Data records
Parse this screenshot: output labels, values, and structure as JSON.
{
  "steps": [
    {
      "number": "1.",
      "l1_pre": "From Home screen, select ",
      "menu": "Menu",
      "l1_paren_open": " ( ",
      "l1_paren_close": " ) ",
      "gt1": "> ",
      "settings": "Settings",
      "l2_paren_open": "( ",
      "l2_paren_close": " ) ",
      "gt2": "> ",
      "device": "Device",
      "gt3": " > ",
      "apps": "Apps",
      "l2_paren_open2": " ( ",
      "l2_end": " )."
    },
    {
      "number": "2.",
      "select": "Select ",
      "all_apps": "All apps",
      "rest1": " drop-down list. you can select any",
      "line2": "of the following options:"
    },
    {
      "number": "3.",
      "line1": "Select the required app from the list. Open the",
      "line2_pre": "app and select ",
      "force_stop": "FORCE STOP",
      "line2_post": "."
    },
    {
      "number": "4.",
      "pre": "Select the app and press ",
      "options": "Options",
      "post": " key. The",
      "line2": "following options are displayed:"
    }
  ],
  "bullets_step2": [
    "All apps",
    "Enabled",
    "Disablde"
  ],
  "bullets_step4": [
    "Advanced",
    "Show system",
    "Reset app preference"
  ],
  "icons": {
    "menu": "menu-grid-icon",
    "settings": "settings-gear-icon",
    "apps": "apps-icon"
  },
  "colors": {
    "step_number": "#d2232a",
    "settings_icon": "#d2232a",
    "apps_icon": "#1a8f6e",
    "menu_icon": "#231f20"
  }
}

STATED EXERCISE -
Reproduce the records word for word.

SOLUTION -
Parse this screenshot: output labels, values, and structure as JSON.
{
  "steps": [
    {
      "number": "1.",
      "l1_pre": "From Home screen, select ",
      "menu": "Menu",
      "l1_paren_open": " ( ",
      "l1_paren_close": " ) ",
      "gt1": "> ",
      "settings": "Settings",
      "l2_paren_open": "( ",
      "l2_paren_close": " ) ",
      "gt2": "> ",
      "device": "Device",
      "gt3": " > ",
      "apps": "Apps",
      "l2_paren_open2": " ( ",
      "l2_end": " )."
    },
    {
      "number": "2.",
      "select": "Select ",
      "all_apps": "All apps",
      "rest1": " drop-down list. you can select any",
      "line2": "of the following options:"
    },
    {
      "number": "3.",
      "line1": "Select the required app from the list. Open the",
      "line2_pre": "app and select ",
      "force_stop": "FORCE STOP",
      "line2_post": "."
    },
    {
      "number": "4.",
      "pre": "Select the app and press ",
      "options": "Options",
      "post": " key. The",
      "line2": "following options are displayed:"
    }
  ],
  "bullets_step2": [
    "All apps",
    "Enabled",
    "Disablde"
  ],
  "bullets_step4": [
    "Advanced",
    "Show system",
    "Reset app preference"
  ],
  "icons": {
    "menu": "menu-grid-icon",
    "settings": "settings-gear-icon",
    "apps": "apps-icon"
  },
  "colors": {
    "step_number": "#d2232a",
    "settings_icon": "#d2232a",
    "apps_icon": "#1a8f6e",
    "menu_icon": "#231f20"
  }
}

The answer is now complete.